-- Begin DATA FOR THE TASK --

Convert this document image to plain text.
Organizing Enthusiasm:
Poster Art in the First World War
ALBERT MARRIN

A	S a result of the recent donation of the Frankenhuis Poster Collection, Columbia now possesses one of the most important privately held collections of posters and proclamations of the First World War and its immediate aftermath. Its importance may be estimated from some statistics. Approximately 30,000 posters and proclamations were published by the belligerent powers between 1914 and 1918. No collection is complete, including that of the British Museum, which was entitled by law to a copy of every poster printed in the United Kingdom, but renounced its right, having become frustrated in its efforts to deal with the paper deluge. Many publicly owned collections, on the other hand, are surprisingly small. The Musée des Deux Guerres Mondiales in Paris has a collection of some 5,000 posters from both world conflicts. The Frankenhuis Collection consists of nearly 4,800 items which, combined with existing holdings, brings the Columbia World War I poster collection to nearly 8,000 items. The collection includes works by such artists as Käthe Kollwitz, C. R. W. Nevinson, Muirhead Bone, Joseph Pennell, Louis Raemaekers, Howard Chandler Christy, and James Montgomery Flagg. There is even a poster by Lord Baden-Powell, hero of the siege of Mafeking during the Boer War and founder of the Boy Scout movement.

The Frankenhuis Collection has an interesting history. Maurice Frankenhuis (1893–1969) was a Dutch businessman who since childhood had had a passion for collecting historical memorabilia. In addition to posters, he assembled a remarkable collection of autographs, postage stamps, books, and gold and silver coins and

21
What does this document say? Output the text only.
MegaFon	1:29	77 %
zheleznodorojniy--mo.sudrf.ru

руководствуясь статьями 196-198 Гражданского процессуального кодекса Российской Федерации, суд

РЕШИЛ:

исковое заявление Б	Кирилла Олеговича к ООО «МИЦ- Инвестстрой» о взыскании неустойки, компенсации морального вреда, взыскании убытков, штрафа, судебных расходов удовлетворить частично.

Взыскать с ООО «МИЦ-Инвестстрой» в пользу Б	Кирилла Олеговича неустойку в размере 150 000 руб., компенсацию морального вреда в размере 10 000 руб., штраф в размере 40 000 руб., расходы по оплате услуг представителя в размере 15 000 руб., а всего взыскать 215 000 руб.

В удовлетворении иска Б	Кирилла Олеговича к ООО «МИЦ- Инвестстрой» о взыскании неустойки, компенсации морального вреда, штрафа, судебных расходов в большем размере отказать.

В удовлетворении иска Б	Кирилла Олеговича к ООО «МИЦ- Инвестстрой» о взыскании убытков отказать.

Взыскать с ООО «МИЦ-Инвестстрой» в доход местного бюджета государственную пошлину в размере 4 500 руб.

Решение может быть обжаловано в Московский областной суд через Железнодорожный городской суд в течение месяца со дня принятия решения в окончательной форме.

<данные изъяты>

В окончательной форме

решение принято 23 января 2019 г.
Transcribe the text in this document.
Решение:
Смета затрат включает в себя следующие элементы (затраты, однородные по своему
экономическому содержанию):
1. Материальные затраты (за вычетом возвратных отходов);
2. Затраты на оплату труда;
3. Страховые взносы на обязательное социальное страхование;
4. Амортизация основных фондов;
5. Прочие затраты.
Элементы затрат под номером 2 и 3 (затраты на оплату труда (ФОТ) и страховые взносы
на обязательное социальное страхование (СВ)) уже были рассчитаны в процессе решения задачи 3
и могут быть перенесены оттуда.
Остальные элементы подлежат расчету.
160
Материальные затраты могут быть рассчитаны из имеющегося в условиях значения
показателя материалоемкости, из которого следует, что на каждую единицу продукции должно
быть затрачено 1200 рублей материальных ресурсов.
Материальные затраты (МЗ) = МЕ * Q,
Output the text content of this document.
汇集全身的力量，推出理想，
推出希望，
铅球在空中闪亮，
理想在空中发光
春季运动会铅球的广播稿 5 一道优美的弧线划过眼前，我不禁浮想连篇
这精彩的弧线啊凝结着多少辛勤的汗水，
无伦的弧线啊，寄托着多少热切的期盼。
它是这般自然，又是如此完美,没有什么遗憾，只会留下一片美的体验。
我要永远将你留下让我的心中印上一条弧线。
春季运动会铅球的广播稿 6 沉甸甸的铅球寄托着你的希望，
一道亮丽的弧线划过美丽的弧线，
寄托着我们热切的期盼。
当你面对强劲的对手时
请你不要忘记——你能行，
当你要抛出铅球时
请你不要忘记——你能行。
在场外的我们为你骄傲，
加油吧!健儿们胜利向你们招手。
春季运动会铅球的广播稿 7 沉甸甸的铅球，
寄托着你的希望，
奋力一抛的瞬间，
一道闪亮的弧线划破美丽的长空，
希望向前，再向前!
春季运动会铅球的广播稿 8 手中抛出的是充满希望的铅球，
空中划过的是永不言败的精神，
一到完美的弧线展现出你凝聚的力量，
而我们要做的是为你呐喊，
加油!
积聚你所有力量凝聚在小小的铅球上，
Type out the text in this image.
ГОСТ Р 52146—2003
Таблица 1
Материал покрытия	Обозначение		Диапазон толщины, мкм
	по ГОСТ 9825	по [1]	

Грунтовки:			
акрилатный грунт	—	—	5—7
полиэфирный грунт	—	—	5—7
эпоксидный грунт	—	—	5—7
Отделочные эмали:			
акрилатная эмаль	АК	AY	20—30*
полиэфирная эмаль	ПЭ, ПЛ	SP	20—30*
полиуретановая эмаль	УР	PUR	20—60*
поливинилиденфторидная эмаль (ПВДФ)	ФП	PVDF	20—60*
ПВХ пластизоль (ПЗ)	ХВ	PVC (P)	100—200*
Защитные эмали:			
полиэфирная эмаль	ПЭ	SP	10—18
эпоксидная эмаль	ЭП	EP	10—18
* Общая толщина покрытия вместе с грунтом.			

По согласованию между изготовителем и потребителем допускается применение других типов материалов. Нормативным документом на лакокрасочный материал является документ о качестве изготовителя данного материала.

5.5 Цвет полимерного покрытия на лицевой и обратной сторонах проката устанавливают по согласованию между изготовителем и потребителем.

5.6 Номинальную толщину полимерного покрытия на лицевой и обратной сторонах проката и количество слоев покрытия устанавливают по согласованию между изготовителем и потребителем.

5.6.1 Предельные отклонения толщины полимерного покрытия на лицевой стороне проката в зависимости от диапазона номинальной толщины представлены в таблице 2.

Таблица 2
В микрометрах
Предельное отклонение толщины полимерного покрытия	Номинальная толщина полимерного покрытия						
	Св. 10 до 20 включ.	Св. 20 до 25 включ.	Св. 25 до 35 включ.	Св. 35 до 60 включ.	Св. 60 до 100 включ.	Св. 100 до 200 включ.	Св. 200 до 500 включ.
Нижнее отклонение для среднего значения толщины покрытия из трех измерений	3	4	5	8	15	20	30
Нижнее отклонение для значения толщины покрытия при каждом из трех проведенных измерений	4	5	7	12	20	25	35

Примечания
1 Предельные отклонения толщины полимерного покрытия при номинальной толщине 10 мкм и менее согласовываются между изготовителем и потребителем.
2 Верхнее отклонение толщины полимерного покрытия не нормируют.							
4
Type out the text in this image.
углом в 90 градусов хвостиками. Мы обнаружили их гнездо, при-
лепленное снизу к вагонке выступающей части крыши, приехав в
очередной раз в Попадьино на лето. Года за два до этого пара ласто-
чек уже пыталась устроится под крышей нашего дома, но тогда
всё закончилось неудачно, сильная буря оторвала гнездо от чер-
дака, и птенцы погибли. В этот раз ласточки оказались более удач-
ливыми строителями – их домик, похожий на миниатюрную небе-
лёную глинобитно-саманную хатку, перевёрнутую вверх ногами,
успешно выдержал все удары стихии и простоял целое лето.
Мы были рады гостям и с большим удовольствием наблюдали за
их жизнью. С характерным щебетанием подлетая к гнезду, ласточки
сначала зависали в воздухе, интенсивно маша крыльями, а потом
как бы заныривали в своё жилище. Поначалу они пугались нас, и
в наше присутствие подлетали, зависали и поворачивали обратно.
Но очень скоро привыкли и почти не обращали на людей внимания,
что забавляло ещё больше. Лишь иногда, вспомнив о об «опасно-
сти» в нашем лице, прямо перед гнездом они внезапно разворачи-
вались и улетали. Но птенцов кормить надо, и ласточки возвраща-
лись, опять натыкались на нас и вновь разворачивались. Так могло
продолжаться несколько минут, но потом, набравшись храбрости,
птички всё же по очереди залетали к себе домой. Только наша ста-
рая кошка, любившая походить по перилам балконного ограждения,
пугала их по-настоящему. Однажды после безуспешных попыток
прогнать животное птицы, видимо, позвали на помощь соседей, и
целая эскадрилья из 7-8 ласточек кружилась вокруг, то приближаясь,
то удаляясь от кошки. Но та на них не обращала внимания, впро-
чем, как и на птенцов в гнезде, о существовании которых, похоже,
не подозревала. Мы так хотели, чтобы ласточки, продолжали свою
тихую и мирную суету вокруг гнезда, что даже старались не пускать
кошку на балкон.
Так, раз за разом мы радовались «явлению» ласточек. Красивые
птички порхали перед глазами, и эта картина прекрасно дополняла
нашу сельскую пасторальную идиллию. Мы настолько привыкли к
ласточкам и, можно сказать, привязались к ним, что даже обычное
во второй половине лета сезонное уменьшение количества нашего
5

-- End DATA FOR THE TASK --

(TASK DETAILS) Identify every line where the string "взыскании" appears.

(TASK ANSWER)
исковое заявление Б	Кирилла Олеговича к ООО «МИЦ- Инвестстрой» о взыскании неустойки, компенсации морального вреда, взыскании убытков, штрафа, судебных расходов удовлетворить частично.
В удовлетворении иска Б	Кирилла Олеговича к ООО «МИЦ- Инвестстрой» о взыскании неустойки, компенсации морального вреда, штрафа, судебных расходов в большем размере отказать.
В удовлетворении иска Б	Кирилла Олеговича к ООО «МИЦ- Инвестстрой» о взыскании убытков отказать.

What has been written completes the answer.